(Data entries)
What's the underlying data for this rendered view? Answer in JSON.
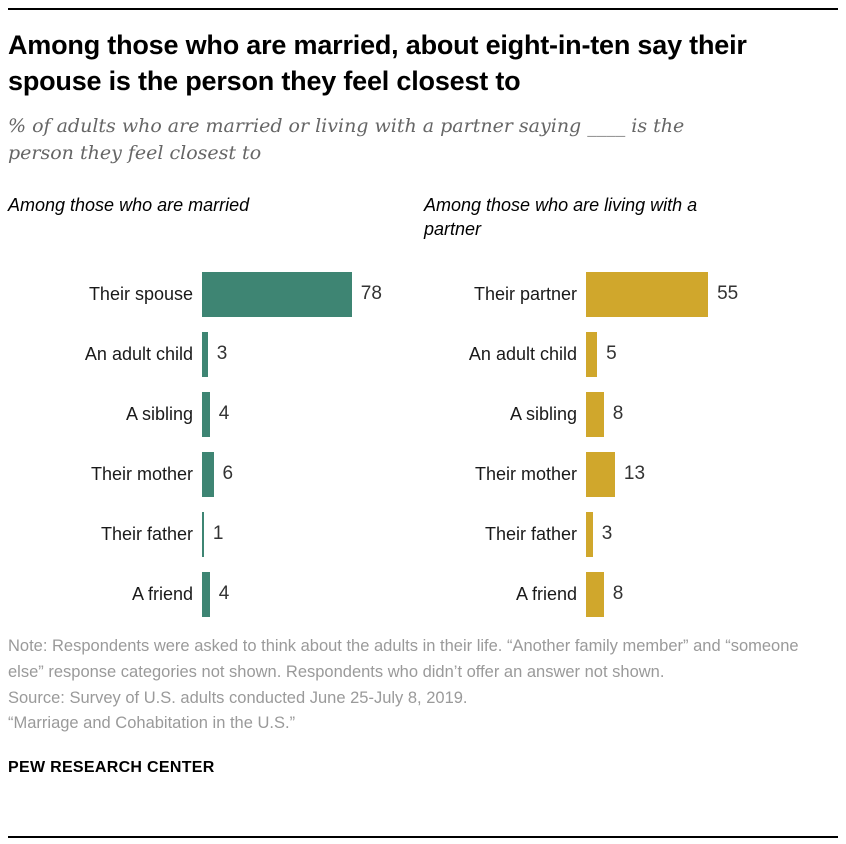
{
  "header": {
    "title": "Among those who are married, about eight-in-ten say their spouse is the person they feel closest to",
    "subtitle": "% of adults who are married or living with a partner saying ____ is the person they feel closest to"
  },
  "chart_data": [
    {
      "type": "bar",
      "orientation": "horizontal",
      "title": "Among those who are married",
      "categories": [
        "Their spouse",
        "An adult child",
        "A sibling",
        "Their mother",
        "Their father",
        "A friend"
      ],
      "values": [
        78,
        3,
        4,
        6,
        1,
        4
      ],
      "color": "#3e8573",
      "xlim": [
        0,
        100
      ],
      "grid": false,
      "legend": "none",
      "value_labels": true
    },
    {
      "type": "bar",
      "orientation": "horizontal",
      "title": "Among those who are living with a partner",
      "categories": [
        "Their partner",
        "An adult child",
        "A sibling",
        "Their mother",
        "Their father",
        "A friend"
      ],
      "values": [
        55,
        5,
        8,
        13,
        3,
        8
      ],
      "color": "#d0a72c",
      "xlim": [
        0,
        100
      ],
      "grid": false,
      "legend": "none",
      "value_labels": true
    }
  ],
  "footer": {
    "note": "Note: Respondents were asked to think about the adults in their life. “Another family member” and “someone else” response categories not shown. Respondents who didn’t offer an answer not shown.",
    "source": "Source: Survey of U.S. adults conducted June 25-July 8, 2019.",
    "report": "“Marriage and Cohabitation in the U.S.”",
    "brand": "PEW RESEARCH CENTER"
  }
}
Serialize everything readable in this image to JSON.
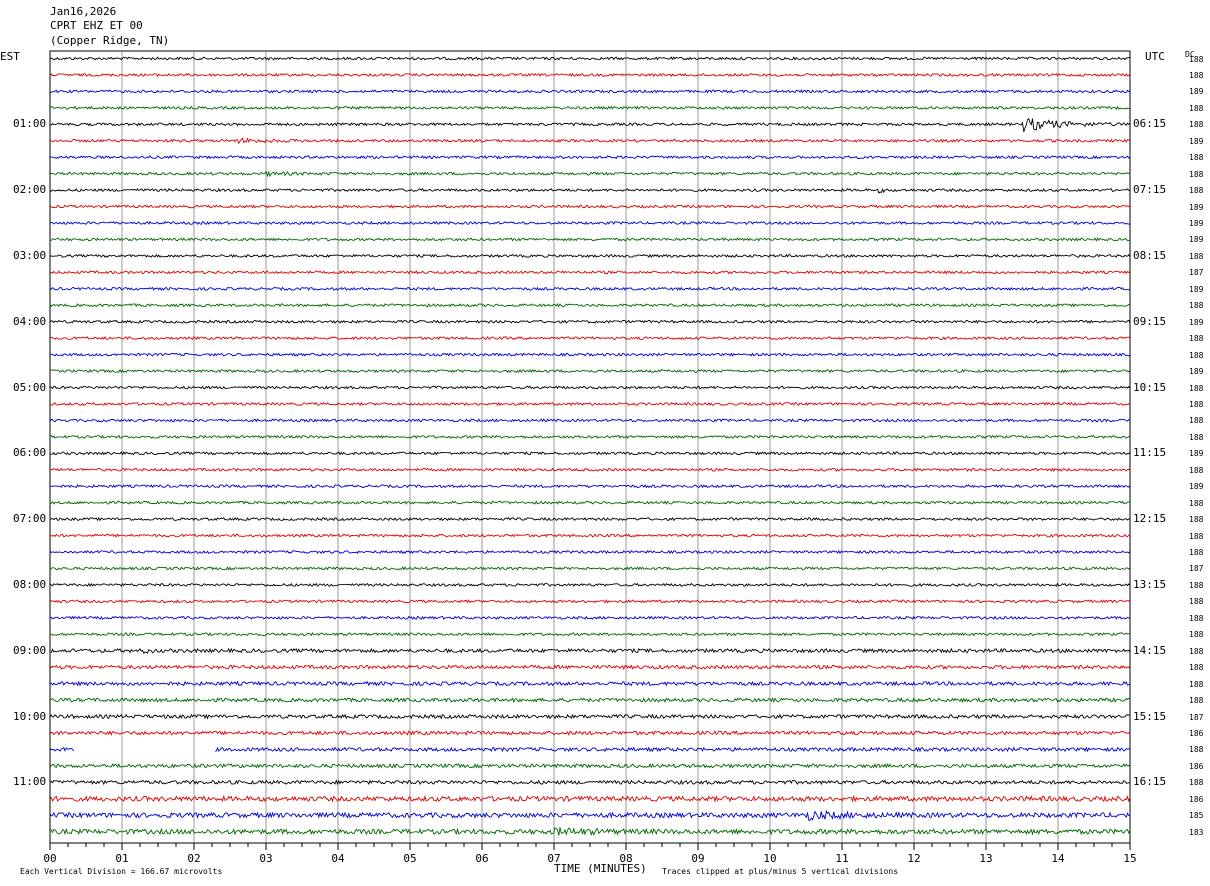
{
  "header": {
    "date": "Jan16,2026",
    "station": "CPRT EHZ ET 00",
    "location": "(Copper Ridge, TN)"
  },
  "left_zone": "EST",
  "right_zone": "UTC",
  "dc_label": "DC",
  "footer": {
    "scale": "Each Vertical Division =  166.67 microvolts",
    "xlabel": "TIME (MINUTES)",
    "clip": "Traces clipped at plus/minus 5 vertical divisions"
  },
  "colors": {
    "black": "#000000",
    "red": "#dd0000",
    "blue": "#0000cc",
    "green": "#006600",
    "grid": "#808080"
  },
  "chart_data": {
    "type": "line",
    "xlabel": "TIME (MINUTES)",
    "xlim": [
      0,
      15
    ],
    "x_ticks": [
      "00",
      "01",
      "02",
      "03",
      "04",
      "05",
      "06",
      "07",
      "08",
      "09",
      "10",
      "11",
      "12",
      "13",
      "14",
      "15"
    ],
    "hour_labels_left": [
      "01:00",
      "02:00",
      "03:00",
      "04:00",
      "05:00",
      "06:00",
      "07:00",
      "08:00",
      "09:00",
      "10:00",
      "11:00"
    ],
    "hour_labels_right": [
      "06:15",
      "07:15",
      "08:15",
      "09:15",
      "10:15",
      "11:15",
      "12:15",
      "13:15",
      "14:15",
      "15:15",
      "16:15"
    ],
    "trace_colors": [
      "black",
      "red",
      "blue",
      "green"
    ],
    "dc_values": [
      "188",
      "188",
      "189",
      "188",
      "188",
      "189",
      "188",
      "188",
      "188",
      "189",
      "189",
      "189",
      "188",
      "187",
      "189",
      "188",
      "189",
      "188",
      "188",
      "189",
      "188",
      "188",
      "188",
      "188",
      "189",
      "188",
      "189",
      "188",
      "188",
      "188",
      "188",
      "187",
      "188",
      "188",
      "188",
      "188",
      "188",
      "188",
      "188",
      "188",
      "187",
      "186",
      "188",
      "186",
      "188",
      "186",
      "185",
      "183"
    ],
    "gap": {
      "trace": 42,
      "from": 0.33,
      "to": 2.28
    },
    "events": [
      {
        "trace": 4,
        "at": 13.5,
        "end": 15.0,
        "amp": 7.0
      },
      {
        "trace": 5,
        "at": 2.6,
        "end": 4.2,
        "amp": 1.5
      },
      {
        "trace": 7,
        "at": 3.0,
        "end": 4.0,
        "amp": 1.4
      },
      {
        "trace": 8,
        "at": 11.5,
        "end": 11.8,
        "amp": 2.0
      },
      {
        "trace": 36,
        "at": 1.3,
        "end": 1.6,
        "amp": 1.8
      },
      {
        "trace": 46,
        "at": 10.5,
        "end": 12.0,
        "amp": 3.5
      },
      {
        "trace": 47,
        "at": 7.0,
        "end": 8.5,
        "amp": 2.5
      }
    ]
  }
}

Task to complete:
Copy down every line of the entries containing the word "with".

Response:
    "subtitle": "% of adults who are married or living with a partner saying ____ is the person they feel closest to"
      "title": "Among those who are living with a partner",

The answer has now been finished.